- What you should do: Exclude the pictures and return every line exactly as written.
-- BEGIN --
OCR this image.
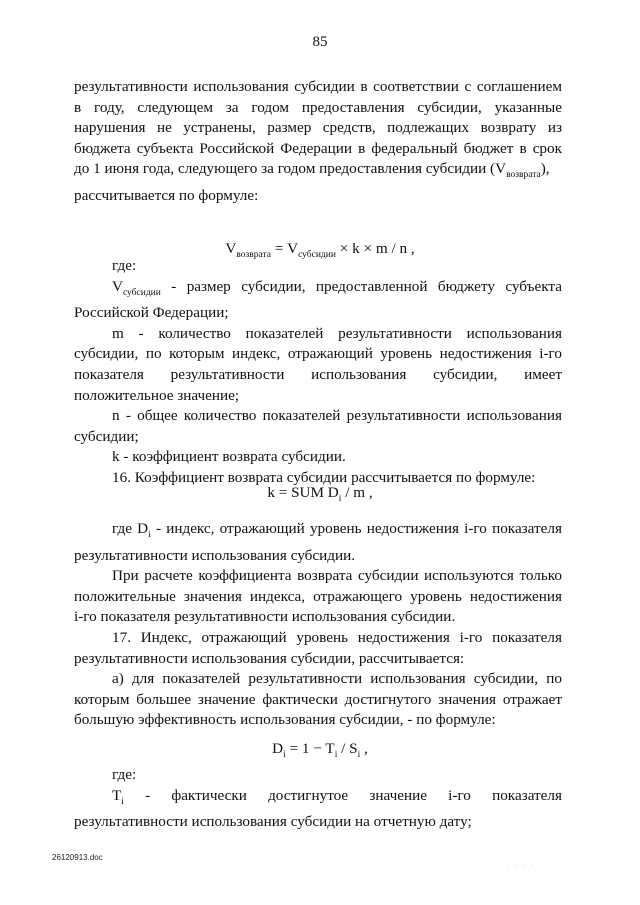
85

результативности использования субсидии в соответствии с соглашением

в году, следующем за годом предоставления субсидии, указанные

нарушения не устранены, размер средств, подлежащих возврату из

бюджета субъекта Российской Федерации в федеральный бюджет в срок

до 1 июня года, следующего за годом предоставления субсидии $(V_{возврата})$,

рассчитывается по формуле:

$V_{возврата} = V_{субсидии} \times k \times m / n$ ,

где:

$V_{субсидии}$ - размер субсидии, предоставленной бюджету субъекта

Российской Федерации;

m - количество показателей результативности использования

субсидии, по которым индекс, отражающий уровень недостижения i-го

показателя результативности использования субсидии, имеет

положительное значение;

n - общее количество показателей результативности использования

субсидии;

k - коэффициент возврата субсидии.

16. Коэффициент возврата субсидии рассчитывается по формуле:

k = SUM $D_i$ / m ,

где $D_i$ - индекс, отражающий уровень недостижения i-го показателя

результативности использования субсидии.

При расчете коэффициента возврата субсидии используются только

положительные значения индекса, отражающего уровень недостижения

i-го показателя результативности использования субсидии.

17. Индекс, отражающий уровень недостижения i-го показателя

результативности использования субсидии, рассчитывается:

а) для показателей результативности использования субсидии, по

которым большее значение фактически достигнутого значения отражает

большую эффективность использования субсидии, - по формуле:

$D_i = 1 - T_i / S_i$ ,

где:

$T_i$ - фактически достигнутое значение i-го показателя

результативности использования субсидии на отчетную дату;

26120913.doc
· · · ·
-- END --
- Answer for this exercise:
OCR this image.
85

результативности использования субсидии в соответствии с соглашением

в году, следующем за годом предоставления субсидии, указанные

нарушения не устранены, размер средств, подлежащих возврату из

бюджета субъекта Российской Федерации в федеральный бюджет в срок

до 1 июня года, следующего за годом предоставления субсидии $(V_{возврата})$,

рассчитывается по формуле:

$V_{возврата} = V_{субсидии} \times k \times m / n$ ,

где:

$V_{субсидии}$ - размер субсидии, предоставленной бюджету субъекта

Российской Федерации;

m - количество показателей результативности использования

субсидии, по которым индекс, отражающий уровень недостижения i-го

показателя результативности использования субсидии, имеет

положительное значение;

n - общее количество показателей результативности использования

субсидии;

k - коэффициент возврата субсидии.

16. Коэффициент возврата субсидии рассчитывается по формуле:

k = SUM $D_i$ / m ,

где $D_i$ - индекс, отражающий уровень недостижения i-го показателя

результативности использования субсидии.

При расчете коэффициента возврата субсидии используются только

положительные значения индекса, отражающего уровень недостижения

i-го показателя результативности использования субсидии.

17. Индекс, отражающий уровень недостижения i-го показателя

результативности использования субсидии, рассчитывается:

а) для показателей результативности использования субсидии, по

которым большее значение фактически достигнутого значения отражает

большую эффективность использования субсидии, - по формуле:

$D_i = 1 - T_i / S_i$ ,

где:

$T_i$ - фактически достигнутое значение i-го показателя

результативности использования субсидии на отчетную дату;

26120913.doc
· · · ·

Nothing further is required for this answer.